The task –
Transcribe the data in full and exactly, omitting any pictures.

------------

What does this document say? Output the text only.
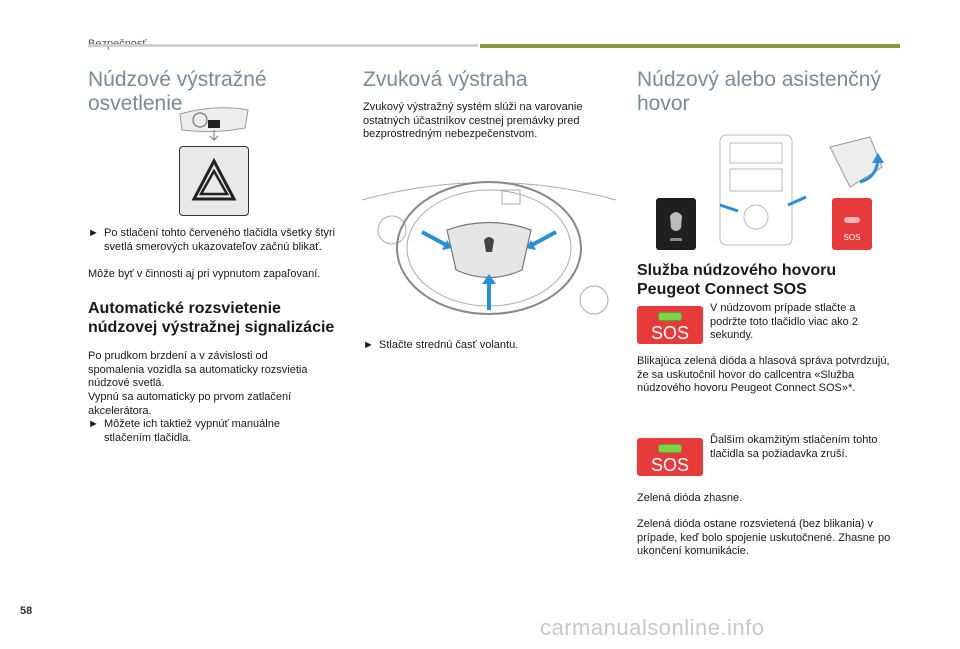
Núdzové výstražné osvetlenie
► Po stlačení tohto červeného tlačidla všetky štyri svetlá smerových ukazovateľov začnú blikať.
Môže byť v činnosti aj pri vypnutom zapaľovaní.
Automatické rozsvietenie
núdzovej výstražnej signalizácie
Po prudkom brzdení a v závislosti od spomalenia vozidla sa automaticky rozsvietia núdzové svetlá.
Vypnú sa automaticky po prvom zatlačení akcelerátora.
► Môžete ich taktiež vypnúť manuálne stlačením tlačidla.
Zvuková výstraha
Zvukový výstražný systém slúži na varovanie ostatných účastníkov cestnej premávky pred bezprostredným nebezpečenstvom.
► Stlačte strednú časť volantu.
Núdzový alebo asistenčný
hovor
SOS
Služba núdzového hovoru
Peugeot Connect SOS
SOS
V núdzovom prípade stlačte a podržte toto tlačidlo viac ako 2 sekundy.
Blikajúca zelená dióda a hlasová správa potvrdzujú, že sa uskutočnil hovor do callcentra «Služba núdzového hovoru Peugeot Connect SOS»*.
SOS
Ďalším okamžitým stlačením tohto tlačidla sa požiadavka zruší.
Zelená dióda zhasne.
Zelená dióda ostane rozsvietená (bez blikania) v prípade, keď bolo spojenie uskutočnené. Zhasne po ukončení komunikácie.
58
carmanualsonline.info
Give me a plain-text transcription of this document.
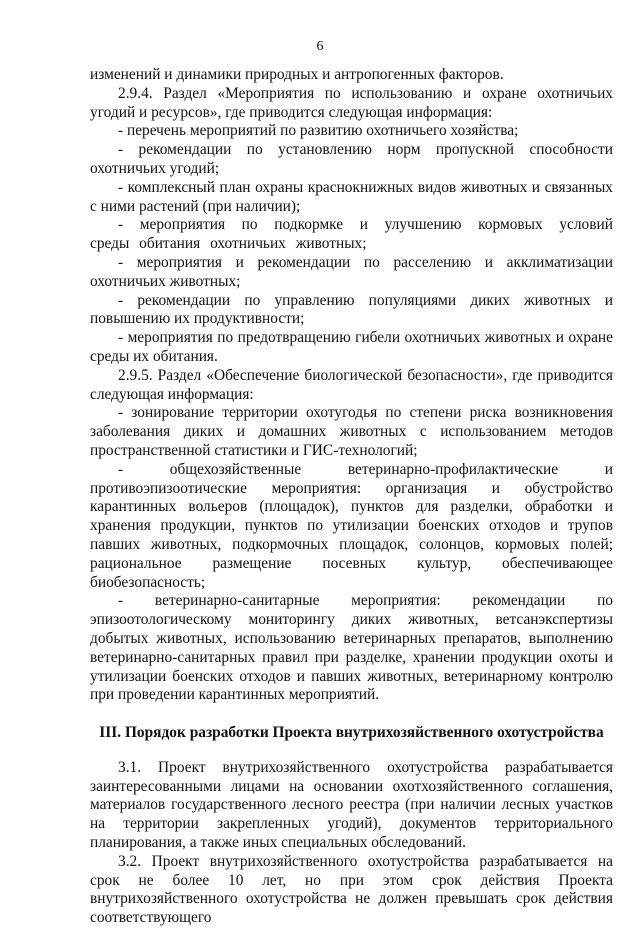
6

изменений и динамики природных и антропогенных факторов.

2.9.4. Раздел «Мероприятия по использованию и охране охотничьих угодий и ресурсов», где приводится следующая информация:

- перечень мероприятий по развитию охотничьего хозяйства;

- рекомендации по установлению норм пропускной способности охотничьих угодий;

- комплексный план охраны краснокнижных видов животных и связанных с ними растений (при наличии);

- мероприятия по подкормке и улучшению кормовых условий среды обитания охотничьих животных;

- мероприятия и рекомендации по расселению и акклиматизации охотничьих животных;

- рекомендации по управлению популяциями диких животных и повышению их продуктивности;

- мероприятия по предотвращению гибели охотничьих животных и охране среды их обитания.

2.9.5. Раздел «Обеспечение биологической безопасности», где приводится следующая информация:

- зонирование территории охотугодья по степени риска возникновения заболевания диких и домашних животных с использованием методов пространственной статистики и ГИС-технологий;

- общехозяйственные ветеринарно-профилактические и противоэпизоотические мероприятия: организация и обустройство карантинных вольеров (площадок), пунктов для разделки, обработки и хранения продукции, пунктов по утилизации боенских отходов и трупов павших животных, подкормочных площадок, солонцов, кормовых полей; рациональное размещение посевных культур, обеспечивающее биобезопасность;

- ветеринарно-санитарные мероприятия: рекомендации по эпизоотологическому мониторингу диких животных, ветсанэкспертизы добытых животных, использованию ветеринарных препаратов, выполнению ветеринарно-санитарных правил при разделке, хранении продукции охоты и утилизации боенских отходов и павших животных, ветеринарному контролю при проведении карантинных мероприятий.

III. Порядок разработки Проекта внутрихозяйственного охотустройства

3.1. Проект внутрихозяйственного охотустройства разрабатывается заинтересованными лицами на основании охотхозяйственного соглашения, материалов государственного лесного реестра (при наличии лесных участков на территории закрепленных угодий), документов территориального планирования, а также иных специальных обследований.

3.2. Проект внутрихозяйственного охотустройства разрабатывается на срок не более 10 лет, но при этом срок действия Проекта внутрихозяйственного охотустройства не должен превышать срок действия соответствующего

------------

Solution to this task –
What does this document say? Output the text only.
Núdzové výstražné osvetlenie
► Po stlačení tohto červeného tlačidla všetky štyri svetlá smerových ukazovateľov začnú blikať.
Môže byť v činnosti aj pri vypnutom zapaľovaní.
Automatické rozsvietenie
núdzovej výstražnej signalizácie
Po prudkom brzdení a v závislosti od spomalenia vozidla sa automaticky rozsvietia núdzové svetlá.
Vypnú sa automaticky po prvom zatlačení akcelerátora.
► Môžete ich taktiež vypnúť manuálne stlačením tlačidla.
Zvuková výstraha
Zvukový výstražný systém slúži na varovanie ostatných účastníkov cestnej premávky pred bezprostredným nebezpečenstvom.
► Stlačte strednú časť volantu.
Núdzový alebo asistenčný
hovor
SOS
Služba núdzového hovoru
Peugeot Connect SOS
SOS
V núdzovom prípade stlačte a podržte toto tlačidlo viac ako 2 sekundy.
Blikajúca zelená dióda a hlasová správa potvrdzujú, že sa uskutočnil hovor do callcentra «Služba núdzového hovoru Peugeot Connect SOS»*.
SOS
Ďalším okamžitým stlačením tohto tlačidla sa požiadavka zruší.
Zelená dióda zhasne.
Zelená dióda ostane rozsvietená (bez blikania) v prípade, keď bolo spojenie uskutočnené. Zhasne po ukončení komunikácie.
58
carmanualsonline.info
Give me a plain-text transcription of this document.
6

изменений и динамики природных и антропогенных факторов.

2.9.4. Раздел «Мероприятия по использованию и охране охотничьих угодий и ресурсов», где приводится следующая информация:

- перечень мероприятий по развитию охотничьего хозяйства;

- рекомендации по установлению норм пропускной способности охотничьих угодий;

- комплексный план охраны краснокнижных видов животных и связанных с ними растений (при наличии);

- мероприятия по подкормке и улучшению кормовых условий среды обитания охотничьих животных;

- мероприятия и рекомендации по расселению и акклиматизации охотничьих животных;

- рекомендации по управлению популяциями диких животных и повышению их продуктивности;

- мероприятия по предотвращению гибели охотничьих животных и охране среды их обитания.

2.9.5. Раздел «Обеспечение биологической безопасности», где приводится следующая информация:

- зонирование территории охотугодья по степени риска возникновения заболевания диких и домашних животных с использованием методов пространственной статистики и ГИС-технологий;

- общехозяйственные ветеринарно-профилактические и противоэпизоотические мероприятия: организация и обустройство карантинных вольеров (площадок), пунктов для разделки, обработки и хранения продукции, пунктов по утилизации боенских отходов и трупов павших животных, подкормочных площадок, солонцов, кормовых полей; рациональное размещение посевных культур, обеспечивающее биобезопасность;

- ветеринарно-санитарные мероприятия: рекомендации по эпизоотологическому мониторингу диких животных, ветсанэкспертизы добытых животных, использованию ветеринарных препаратов, выполнению ветеринарно-санитарных правил при разделке, хранении продукции охоты и утилизации боенских отходов и павших животных, ветеринарному контролю при проведении карантинных мероприятий.

III. Порядок разработки Проекта внутрихозяйственного охотустройства

3.1. Проект внутрихозяйственного охотустройства разрабатывается заинтересованными лицами на основании охотхозяйственного соглашения, материалов государственного лесного реестра (при наличии лесных участков на территории закрепленных угодий), документов территориального планирования, а также иных специальных обследований.

3.2. Проект внутрихозяйственного охотустройства разрабатывается на срок не более 10 лет, но при этом срок действия Проекта внутрихозяйственного охотустройства не должен превышать срок действия соответствующего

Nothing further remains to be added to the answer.